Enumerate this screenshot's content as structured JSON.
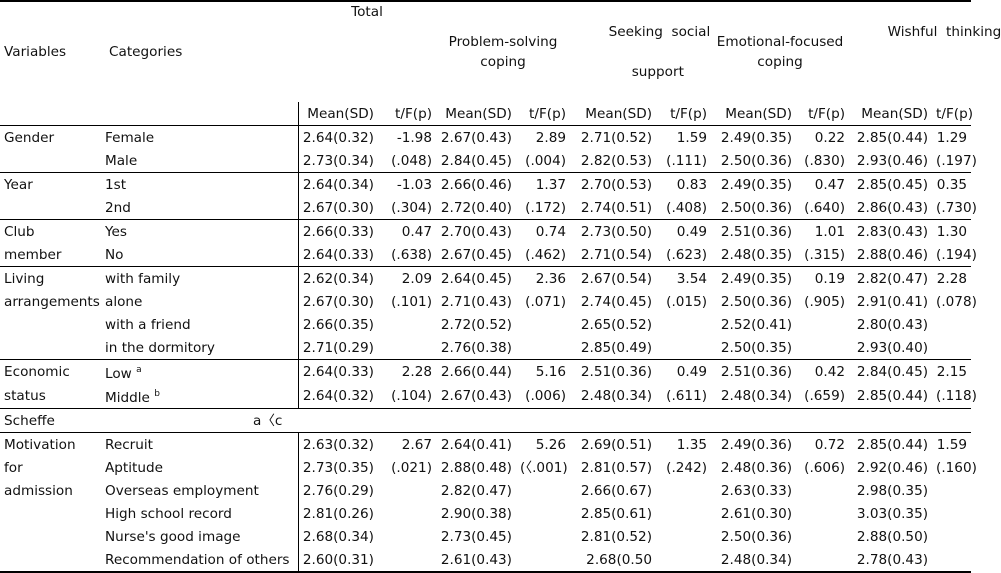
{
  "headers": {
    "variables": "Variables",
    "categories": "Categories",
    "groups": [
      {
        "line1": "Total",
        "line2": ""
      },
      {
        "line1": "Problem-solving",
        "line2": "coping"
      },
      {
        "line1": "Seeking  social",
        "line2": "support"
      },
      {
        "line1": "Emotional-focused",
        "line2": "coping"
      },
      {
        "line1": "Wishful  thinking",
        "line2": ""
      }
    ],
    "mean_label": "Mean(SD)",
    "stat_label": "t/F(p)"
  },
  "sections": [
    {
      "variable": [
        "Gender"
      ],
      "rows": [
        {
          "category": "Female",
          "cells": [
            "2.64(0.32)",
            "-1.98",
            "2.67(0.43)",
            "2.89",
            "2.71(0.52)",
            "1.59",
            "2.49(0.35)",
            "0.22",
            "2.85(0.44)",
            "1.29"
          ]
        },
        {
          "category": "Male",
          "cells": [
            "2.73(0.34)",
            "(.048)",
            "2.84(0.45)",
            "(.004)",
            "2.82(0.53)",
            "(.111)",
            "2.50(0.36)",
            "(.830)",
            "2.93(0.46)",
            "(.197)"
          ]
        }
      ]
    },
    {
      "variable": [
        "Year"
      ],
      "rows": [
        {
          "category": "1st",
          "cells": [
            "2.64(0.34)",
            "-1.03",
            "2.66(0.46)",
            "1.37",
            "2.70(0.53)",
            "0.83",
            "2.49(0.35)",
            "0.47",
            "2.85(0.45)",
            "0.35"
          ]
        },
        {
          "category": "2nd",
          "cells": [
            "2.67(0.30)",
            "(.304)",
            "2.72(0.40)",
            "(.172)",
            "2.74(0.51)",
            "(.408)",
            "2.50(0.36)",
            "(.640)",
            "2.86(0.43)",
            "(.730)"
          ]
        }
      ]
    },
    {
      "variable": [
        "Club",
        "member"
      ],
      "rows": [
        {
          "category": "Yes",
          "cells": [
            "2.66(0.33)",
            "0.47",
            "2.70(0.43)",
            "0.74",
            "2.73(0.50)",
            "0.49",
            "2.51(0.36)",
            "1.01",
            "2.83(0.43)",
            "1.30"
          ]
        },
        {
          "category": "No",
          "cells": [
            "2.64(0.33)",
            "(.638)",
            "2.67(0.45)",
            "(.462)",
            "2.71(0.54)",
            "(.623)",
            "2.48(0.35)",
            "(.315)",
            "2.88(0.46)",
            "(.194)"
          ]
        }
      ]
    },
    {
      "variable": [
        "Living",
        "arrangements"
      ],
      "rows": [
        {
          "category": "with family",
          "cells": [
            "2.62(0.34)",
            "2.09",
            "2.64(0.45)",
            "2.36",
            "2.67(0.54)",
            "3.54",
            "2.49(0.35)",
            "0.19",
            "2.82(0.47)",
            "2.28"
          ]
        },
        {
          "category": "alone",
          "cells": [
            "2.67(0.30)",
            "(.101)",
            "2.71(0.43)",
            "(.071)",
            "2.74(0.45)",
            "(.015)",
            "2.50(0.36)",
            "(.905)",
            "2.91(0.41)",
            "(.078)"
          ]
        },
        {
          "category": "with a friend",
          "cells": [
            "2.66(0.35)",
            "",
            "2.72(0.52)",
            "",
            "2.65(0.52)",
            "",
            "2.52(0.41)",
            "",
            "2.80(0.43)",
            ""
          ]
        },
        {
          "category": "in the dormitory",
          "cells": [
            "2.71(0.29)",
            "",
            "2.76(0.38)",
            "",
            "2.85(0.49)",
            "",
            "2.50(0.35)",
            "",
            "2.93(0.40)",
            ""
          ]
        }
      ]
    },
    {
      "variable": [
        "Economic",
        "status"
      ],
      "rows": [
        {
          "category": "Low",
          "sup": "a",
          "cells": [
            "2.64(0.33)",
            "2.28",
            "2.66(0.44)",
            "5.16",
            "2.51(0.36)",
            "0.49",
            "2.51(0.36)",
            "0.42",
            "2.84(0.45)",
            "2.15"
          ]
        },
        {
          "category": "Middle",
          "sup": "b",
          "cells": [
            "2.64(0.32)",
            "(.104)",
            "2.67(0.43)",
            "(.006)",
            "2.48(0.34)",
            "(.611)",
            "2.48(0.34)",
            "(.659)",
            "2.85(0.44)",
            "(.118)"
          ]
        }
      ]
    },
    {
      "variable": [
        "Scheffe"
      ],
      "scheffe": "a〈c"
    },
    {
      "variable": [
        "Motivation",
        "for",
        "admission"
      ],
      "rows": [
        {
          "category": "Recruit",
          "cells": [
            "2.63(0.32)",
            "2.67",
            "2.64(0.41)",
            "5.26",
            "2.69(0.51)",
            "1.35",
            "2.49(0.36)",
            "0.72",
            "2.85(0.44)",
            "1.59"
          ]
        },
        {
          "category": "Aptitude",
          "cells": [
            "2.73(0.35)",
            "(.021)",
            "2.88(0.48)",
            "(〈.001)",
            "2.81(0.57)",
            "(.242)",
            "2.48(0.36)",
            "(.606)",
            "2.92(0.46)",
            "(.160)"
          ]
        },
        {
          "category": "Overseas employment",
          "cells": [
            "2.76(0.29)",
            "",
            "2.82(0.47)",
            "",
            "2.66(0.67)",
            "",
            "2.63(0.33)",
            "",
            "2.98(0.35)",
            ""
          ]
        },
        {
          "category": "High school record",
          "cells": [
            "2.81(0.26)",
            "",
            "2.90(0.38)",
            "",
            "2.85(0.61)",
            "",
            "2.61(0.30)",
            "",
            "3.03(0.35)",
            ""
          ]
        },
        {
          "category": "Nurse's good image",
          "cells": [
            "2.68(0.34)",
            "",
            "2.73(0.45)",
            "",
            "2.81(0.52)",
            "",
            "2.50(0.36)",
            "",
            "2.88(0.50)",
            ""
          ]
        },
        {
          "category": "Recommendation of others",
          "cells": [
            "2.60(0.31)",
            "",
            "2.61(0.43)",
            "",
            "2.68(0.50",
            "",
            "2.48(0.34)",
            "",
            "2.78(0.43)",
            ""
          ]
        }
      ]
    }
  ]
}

* * *

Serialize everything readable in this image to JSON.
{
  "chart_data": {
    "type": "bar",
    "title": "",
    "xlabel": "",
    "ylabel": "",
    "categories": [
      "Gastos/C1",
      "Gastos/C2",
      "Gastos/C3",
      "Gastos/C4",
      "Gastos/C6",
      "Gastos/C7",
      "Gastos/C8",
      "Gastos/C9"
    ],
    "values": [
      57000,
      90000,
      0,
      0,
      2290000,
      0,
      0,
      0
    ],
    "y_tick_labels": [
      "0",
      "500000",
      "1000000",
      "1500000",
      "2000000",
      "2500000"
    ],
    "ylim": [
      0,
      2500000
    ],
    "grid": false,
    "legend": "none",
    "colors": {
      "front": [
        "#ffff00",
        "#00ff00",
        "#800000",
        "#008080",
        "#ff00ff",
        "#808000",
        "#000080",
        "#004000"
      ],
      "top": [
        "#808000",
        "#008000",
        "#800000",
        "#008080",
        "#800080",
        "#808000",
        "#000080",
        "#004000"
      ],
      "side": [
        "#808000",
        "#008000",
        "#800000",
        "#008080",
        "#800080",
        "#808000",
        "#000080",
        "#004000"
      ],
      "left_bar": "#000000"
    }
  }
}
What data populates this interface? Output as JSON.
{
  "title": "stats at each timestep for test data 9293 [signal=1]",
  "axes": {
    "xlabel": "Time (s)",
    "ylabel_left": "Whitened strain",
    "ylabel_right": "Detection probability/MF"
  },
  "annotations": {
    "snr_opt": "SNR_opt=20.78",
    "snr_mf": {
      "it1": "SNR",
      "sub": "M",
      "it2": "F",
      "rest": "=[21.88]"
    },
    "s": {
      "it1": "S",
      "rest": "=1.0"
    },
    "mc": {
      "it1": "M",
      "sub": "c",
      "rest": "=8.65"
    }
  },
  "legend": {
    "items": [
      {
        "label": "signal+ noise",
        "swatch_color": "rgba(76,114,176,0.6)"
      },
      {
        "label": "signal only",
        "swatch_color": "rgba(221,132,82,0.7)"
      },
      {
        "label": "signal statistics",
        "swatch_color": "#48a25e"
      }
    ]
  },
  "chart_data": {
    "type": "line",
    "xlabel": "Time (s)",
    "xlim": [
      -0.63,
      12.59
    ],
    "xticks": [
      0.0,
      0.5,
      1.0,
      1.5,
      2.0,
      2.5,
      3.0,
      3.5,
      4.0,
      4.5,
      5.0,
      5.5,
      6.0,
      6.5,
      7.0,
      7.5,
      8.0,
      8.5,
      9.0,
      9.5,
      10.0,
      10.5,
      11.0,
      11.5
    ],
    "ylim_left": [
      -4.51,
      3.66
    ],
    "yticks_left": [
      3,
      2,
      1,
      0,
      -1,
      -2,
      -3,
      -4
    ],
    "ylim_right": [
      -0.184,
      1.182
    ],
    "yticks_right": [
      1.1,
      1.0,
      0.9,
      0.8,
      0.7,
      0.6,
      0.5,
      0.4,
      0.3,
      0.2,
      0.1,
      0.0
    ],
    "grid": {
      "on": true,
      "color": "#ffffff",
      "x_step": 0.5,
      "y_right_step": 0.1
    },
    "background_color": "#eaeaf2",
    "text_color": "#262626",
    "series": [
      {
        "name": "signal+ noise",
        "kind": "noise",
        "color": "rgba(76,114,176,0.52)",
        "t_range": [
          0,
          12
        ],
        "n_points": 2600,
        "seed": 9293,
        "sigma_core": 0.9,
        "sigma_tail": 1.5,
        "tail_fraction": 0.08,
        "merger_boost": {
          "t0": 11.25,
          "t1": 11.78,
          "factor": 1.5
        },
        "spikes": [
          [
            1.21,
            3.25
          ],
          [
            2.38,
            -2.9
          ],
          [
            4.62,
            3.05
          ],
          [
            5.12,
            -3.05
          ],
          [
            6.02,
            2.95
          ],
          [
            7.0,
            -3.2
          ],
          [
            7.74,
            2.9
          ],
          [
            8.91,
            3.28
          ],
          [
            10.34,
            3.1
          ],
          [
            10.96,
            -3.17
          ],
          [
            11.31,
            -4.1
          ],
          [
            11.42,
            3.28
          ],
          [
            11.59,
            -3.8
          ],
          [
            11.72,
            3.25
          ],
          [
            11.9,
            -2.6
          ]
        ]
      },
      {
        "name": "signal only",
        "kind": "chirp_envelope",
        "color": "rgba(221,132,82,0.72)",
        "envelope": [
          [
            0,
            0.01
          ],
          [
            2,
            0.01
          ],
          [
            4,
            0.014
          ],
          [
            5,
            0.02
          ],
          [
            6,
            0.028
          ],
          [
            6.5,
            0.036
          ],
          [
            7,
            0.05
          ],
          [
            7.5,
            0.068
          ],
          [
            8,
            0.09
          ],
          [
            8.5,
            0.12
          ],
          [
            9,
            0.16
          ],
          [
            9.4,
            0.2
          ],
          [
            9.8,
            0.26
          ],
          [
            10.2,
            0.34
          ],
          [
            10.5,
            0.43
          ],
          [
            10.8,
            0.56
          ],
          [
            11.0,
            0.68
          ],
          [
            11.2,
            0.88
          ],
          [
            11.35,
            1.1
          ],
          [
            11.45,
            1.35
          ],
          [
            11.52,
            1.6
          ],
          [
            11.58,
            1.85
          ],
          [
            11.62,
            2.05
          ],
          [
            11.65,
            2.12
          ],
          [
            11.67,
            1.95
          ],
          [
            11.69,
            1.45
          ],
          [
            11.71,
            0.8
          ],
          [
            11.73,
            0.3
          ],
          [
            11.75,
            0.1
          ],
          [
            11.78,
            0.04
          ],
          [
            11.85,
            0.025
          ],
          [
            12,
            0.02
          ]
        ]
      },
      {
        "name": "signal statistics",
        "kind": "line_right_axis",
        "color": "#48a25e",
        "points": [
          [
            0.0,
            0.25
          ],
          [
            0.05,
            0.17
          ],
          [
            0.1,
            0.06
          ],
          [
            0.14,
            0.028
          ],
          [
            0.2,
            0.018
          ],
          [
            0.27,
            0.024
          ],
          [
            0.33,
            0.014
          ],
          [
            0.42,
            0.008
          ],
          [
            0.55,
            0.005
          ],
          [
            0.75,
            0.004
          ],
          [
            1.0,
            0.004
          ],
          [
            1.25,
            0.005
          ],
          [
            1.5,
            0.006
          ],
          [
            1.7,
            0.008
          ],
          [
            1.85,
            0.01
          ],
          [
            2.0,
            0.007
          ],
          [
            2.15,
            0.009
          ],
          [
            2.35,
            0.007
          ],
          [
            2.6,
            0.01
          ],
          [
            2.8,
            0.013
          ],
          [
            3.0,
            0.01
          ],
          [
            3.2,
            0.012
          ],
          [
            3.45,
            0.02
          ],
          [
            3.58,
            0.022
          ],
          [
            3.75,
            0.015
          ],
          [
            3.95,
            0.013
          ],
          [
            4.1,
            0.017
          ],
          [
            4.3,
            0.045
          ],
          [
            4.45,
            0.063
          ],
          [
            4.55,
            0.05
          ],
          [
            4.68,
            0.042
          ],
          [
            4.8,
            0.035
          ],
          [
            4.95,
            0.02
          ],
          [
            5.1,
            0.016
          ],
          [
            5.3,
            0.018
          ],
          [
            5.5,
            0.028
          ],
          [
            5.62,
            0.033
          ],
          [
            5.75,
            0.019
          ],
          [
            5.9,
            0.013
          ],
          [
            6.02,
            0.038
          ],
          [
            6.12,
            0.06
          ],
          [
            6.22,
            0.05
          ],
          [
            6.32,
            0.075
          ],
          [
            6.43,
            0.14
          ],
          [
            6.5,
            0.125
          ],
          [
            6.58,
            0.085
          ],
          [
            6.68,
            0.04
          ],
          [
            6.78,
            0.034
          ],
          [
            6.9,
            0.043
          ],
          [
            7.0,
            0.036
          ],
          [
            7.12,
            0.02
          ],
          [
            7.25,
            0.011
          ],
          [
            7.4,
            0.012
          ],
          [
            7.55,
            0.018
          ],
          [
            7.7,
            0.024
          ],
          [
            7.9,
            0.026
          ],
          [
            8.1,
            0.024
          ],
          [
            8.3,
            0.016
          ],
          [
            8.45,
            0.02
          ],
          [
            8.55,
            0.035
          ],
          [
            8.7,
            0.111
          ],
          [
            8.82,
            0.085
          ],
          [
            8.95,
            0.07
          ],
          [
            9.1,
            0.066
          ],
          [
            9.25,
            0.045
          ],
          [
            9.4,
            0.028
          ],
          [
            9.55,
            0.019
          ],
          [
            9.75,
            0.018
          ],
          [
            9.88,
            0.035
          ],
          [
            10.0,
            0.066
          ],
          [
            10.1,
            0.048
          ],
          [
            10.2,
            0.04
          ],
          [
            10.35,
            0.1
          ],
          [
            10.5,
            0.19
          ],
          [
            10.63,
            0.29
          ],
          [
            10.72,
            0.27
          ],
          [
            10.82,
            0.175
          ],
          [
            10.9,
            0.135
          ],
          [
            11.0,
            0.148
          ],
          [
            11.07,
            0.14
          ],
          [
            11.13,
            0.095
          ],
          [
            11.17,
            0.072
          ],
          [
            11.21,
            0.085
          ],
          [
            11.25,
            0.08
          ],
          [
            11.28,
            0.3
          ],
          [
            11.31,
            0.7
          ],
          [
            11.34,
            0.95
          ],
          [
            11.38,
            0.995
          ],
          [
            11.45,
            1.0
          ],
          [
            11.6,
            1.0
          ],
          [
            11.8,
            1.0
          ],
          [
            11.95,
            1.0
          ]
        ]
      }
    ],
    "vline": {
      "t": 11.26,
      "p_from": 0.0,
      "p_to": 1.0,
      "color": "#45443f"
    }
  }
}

Problem to solve — Read the data above. Pull out each line in which the string "categories" appears.

Response for this exercise —
    "categories": "Categories",
    "categories": [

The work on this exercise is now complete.